Task directions: Provide the number of lines where the word "ylabel" occurs, and no other text.

Records from a data source:
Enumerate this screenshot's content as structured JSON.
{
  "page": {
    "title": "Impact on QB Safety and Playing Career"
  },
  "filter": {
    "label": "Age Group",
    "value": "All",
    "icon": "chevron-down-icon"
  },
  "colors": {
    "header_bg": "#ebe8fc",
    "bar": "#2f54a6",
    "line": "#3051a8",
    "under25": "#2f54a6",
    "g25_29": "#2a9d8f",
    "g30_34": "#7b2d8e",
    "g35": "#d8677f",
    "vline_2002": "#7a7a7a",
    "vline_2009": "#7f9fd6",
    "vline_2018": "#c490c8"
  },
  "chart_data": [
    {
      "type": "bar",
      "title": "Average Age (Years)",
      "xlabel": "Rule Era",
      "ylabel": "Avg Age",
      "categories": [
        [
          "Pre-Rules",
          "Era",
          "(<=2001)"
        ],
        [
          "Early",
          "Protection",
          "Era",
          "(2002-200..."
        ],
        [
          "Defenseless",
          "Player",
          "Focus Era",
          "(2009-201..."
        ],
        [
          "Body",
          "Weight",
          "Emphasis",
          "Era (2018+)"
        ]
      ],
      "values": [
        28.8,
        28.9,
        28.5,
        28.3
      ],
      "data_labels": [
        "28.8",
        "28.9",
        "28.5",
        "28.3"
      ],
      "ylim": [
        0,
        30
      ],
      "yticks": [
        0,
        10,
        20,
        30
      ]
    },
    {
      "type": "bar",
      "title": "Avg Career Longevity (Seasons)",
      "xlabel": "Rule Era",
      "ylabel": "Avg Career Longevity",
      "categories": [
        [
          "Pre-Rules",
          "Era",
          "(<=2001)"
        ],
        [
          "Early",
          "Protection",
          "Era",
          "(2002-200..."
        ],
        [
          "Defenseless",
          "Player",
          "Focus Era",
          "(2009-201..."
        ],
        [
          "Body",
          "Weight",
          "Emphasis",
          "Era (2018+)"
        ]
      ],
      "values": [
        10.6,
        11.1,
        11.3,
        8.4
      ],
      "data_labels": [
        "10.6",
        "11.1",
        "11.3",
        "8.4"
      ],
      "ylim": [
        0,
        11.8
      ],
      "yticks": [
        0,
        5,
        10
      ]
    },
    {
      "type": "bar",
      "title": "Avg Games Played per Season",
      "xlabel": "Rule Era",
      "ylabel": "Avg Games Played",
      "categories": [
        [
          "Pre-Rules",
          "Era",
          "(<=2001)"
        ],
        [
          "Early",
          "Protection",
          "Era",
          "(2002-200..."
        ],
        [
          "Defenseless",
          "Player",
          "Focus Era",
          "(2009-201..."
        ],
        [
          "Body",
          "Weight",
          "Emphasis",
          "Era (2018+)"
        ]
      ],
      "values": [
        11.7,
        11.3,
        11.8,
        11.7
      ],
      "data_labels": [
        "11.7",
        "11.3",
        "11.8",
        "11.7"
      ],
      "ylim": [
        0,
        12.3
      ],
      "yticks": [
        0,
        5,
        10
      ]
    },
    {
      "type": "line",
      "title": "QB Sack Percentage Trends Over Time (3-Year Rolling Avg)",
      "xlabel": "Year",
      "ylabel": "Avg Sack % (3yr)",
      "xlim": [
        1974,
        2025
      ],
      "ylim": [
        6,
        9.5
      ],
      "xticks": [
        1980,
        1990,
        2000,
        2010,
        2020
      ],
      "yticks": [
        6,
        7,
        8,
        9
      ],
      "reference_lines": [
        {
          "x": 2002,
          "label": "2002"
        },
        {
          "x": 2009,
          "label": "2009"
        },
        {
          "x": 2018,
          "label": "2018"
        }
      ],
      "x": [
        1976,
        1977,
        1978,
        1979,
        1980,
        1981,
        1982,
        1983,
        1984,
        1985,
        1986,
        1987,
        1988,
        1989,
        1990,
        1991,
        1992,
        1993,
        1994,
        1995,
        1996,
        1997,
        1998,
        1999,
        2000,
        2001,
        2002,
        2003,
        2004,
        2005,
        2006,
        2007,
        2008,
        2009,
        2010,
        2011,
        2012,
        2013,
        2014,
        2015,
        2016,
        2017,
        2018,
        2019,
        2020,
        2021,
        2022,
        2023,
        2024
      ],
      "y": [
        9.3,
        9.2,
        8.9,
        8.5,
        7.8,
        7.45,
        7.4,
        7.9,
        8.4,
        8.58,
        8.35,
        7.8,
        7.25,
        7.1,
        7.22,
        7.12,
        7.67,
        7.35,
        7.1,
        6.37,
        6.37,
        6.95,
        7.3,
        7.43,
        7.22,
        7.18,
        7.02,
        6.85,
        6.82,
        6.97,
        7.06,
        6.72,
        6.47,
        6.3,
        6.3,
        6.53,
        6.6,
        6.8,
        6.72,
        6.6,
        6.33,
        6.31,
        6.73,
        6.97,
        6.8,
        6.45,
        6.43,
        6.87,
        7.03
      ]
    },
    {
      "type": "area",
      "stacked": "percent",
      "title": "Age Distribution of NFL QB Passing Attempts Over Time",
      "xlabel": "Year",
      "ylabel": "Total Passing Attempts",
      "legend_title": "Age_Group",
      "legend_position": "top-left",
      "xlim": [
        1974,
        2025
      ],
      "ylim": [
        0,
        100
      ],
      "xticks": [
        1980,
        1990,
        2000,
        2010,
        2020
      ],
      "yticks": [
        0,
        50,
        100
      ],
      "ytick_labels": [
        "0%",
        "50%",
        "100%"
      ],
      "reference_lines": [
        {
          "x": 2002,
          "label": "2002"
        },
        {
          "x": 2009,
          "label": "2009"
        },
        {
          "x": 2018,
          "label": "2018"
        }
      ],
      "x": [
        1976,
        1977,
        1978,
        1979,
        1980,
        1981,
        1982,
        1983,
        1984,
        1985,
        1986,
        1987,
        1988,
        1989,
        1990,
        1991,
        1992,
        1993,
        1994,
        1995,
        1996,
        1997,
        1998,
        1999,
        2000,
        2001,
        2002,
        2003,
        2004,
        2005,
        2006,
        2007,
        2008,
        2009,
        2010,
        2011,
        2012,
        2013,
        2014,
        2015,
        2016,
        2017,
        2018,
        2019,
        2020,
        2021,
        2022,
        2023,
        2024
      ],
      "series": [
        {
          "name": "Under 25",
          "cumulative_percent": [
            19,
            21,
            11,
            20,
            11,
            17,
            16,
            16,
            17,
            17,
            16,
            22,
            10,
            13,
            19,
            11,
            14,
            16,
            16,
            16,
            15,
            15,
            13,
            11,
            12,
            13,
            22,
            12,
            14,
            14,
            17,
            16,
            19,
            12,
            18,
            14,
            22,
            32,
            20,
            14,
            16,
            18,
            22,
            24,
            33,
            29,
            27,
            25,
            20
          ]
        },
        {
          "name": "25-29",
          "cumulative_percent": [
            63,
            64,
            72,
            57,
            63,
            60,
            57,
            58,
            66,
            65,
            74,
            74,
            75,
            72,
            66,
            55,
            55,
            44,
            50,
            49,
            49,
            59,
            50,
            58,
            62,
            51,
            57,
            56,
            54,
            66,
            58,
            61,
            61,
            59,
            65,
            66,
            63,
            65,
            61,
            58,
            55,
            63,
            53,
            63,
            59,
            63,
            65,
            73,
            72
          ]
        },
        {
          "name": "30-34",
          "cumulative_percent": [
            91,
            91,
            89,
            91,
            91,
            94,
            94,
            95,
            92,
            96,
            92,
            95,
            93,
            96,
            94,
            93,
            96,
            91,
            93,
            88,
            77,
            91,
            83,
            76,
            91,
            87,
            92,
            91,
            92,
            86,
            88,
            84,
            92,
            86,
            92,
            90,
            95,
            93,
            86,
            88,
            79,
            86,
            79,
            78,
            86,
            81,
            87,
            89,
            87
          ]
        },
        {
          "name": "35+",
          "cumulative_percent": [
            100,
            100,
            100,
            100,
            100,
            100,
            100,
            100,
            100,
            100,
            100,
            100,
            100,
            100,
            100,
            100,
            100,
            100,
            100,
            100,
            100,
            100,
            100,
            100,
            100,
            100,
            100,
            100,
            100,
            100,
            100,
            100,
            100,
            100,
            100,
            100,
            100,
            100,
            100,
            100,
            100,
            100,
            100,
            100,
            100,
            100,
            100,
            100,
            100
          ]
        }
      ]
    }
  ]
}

The answer: 5